Repeat the material verbatim and drop the pictures.
*** Available data ***
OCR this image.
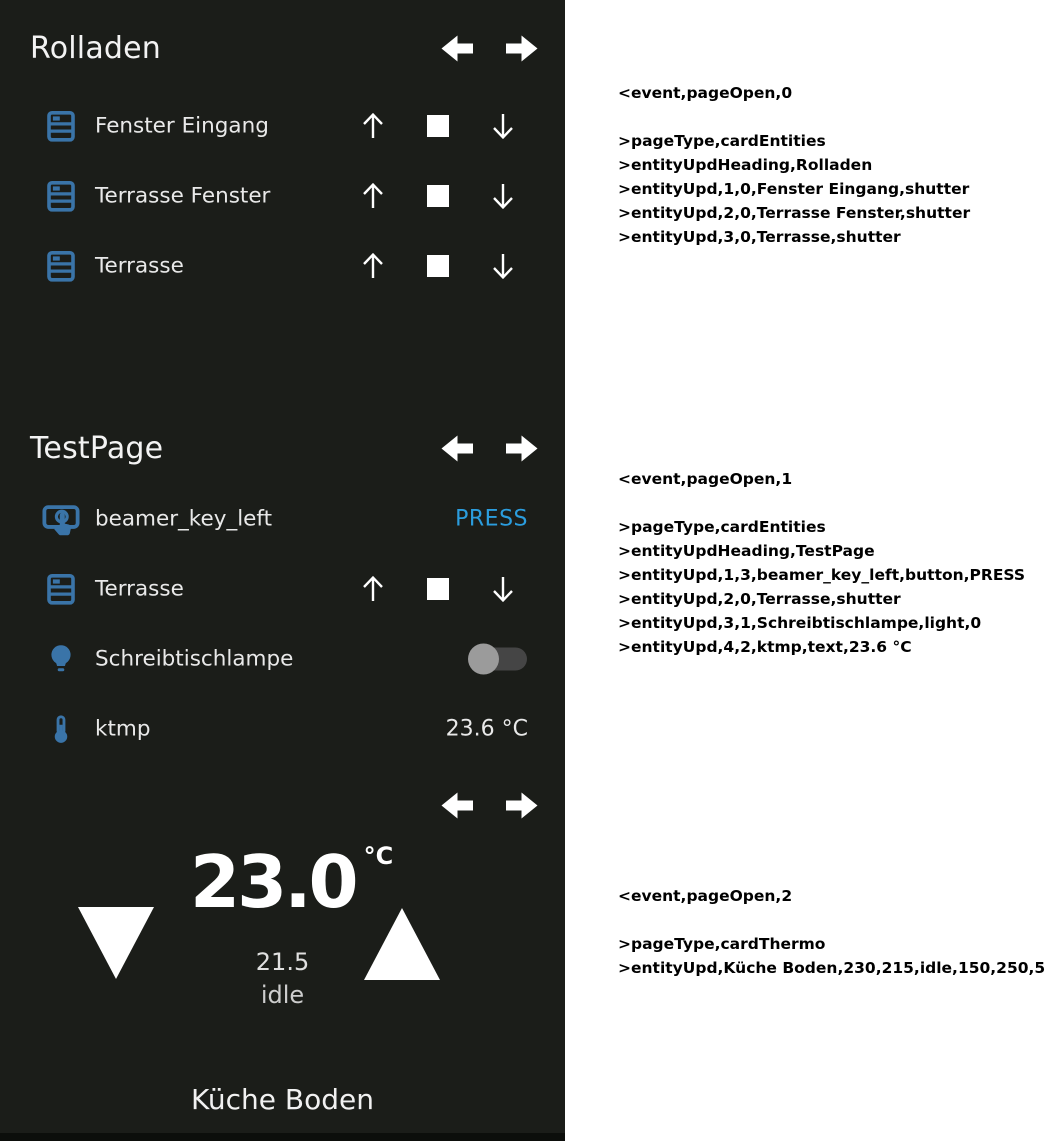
Rolladen
Fenster Eingang
Terrasse Fenster
Terrasse
TestPage
beamer_key_left	PRESS
Terrasse
Schreibtischlampe
ktmp	23.6 °C
23.0 °C
21.5
idle
Küche Boden
<event,pageOpen,0
>pageType,cardEntities
>entityUpdHeading,Rolladen
>entityUpd,1,0,Fenster Eingang,shutter
>entityUpd,2,0,Terrasse Fenster,shutter
>entityUpd,3,0,Terrasse,shutter
<event,pageOpen,1
>pageType,cardEntities
>entityUpdHeading,TestPage
>entityUpd,1,3,beamer_key_left,button,PRESS
>entityUpd,2,0,Terrasse,shutter
>entityUpd,3,1,Schreibtischlampe,light,0
>entityUpd,4,2,ktmp,text,23.6 °C
<event,pageOpen,2
>pageType,cardThermo
>entityUpd,Küche Boden,230,215,idle,150,250,5
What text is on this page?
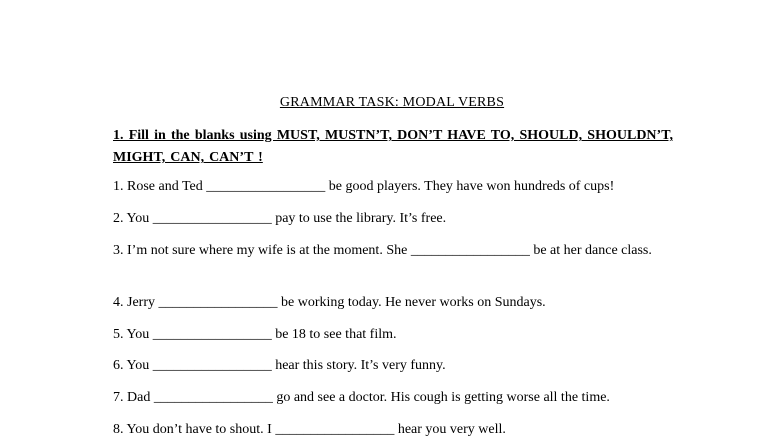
GRAMMAR TASK: MODAL VERBS
1. Fill in the blanks using MUST, MUSTN’T, DON’T HAVE TO, SHOULD, SHOULDN’T, MIGHT, CAN, CAN’T !
1. Rose and Ted _________________ be good players. They have won hundreds of cups!
2. You _________________ pay to use the library. It’s free.
3. I’m not sure where my wife is at the moment. She _________________ be at her dance class.
4. Jerry _________________ be working today. He never works on Sundays.
5. You _________________ be 18 to see that film.
6. You _________________ hear this story. It’s very funny.
7. Dad _________________ go and see a doctor. His cough is getting worse all the time.
8. You don’t have to shout. I _________________ hear you very well.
***
Solution to this task:
OCR this image.
Rolladen
Fenster Eingang
Terrasse Fenster
Terrasse
TestPage
beamer_key_left	PRESS
Terrasse
Schreibtischlampe
ktmp	23.6 °C
23.0 °C
21.5
idle
Küche Boden
<event,pageOpen,0
>pageType,cardEntities
>entityUpdHeading,Rolladen
>entityUpd,1,0,Fenster Eingang,shutter
>entityUpd,2,0,Terrasse Fenster,shutter
>entityUpd,3,0,Terrasse,shutter
<event,pageOpen,1
>pageType,cardEntities
>entityUpdHeading,TestPage
>entityUpd,1,3,beamer_key_left,button,PRESS
>entityUpd,2,0,Terrasse,shutter
>entityUpd,3,1,Schreibtischlampe,light,0
>entityUpd,4,2,ktmp,text,23.6 °C
<event,pageOpen,2
>pageType,cardThermo
>entityUpd,Küche Boden,230,215,idle,150,250,5
What text is on this page?
GRAMMAR TASK: MODAL VERBS
1. Fill in the blanks using MUST, MUSTN’T, DON’T HAVE TO, SHOULD, SHOULDN’T, MIGHT, CAN, CAN’T !
1. Rose and Ted _________________ be good players. They have won hundreds of cups!
2. You _________________ pay to use the library. It’s free.
3. I’m not sure where my wife is at the moment. She _________________ be at her dance class.
4. Jerry _________________ be working today. He never works on Sundays.
5. You _________________ be 18 to see that film.
6. You _________________ hear this story. It’s very funny.
7. Dad _________________ go and see a doctor. His cough is getting worse all the time.
8. You don’t have to shout. I _________________ hear you very well.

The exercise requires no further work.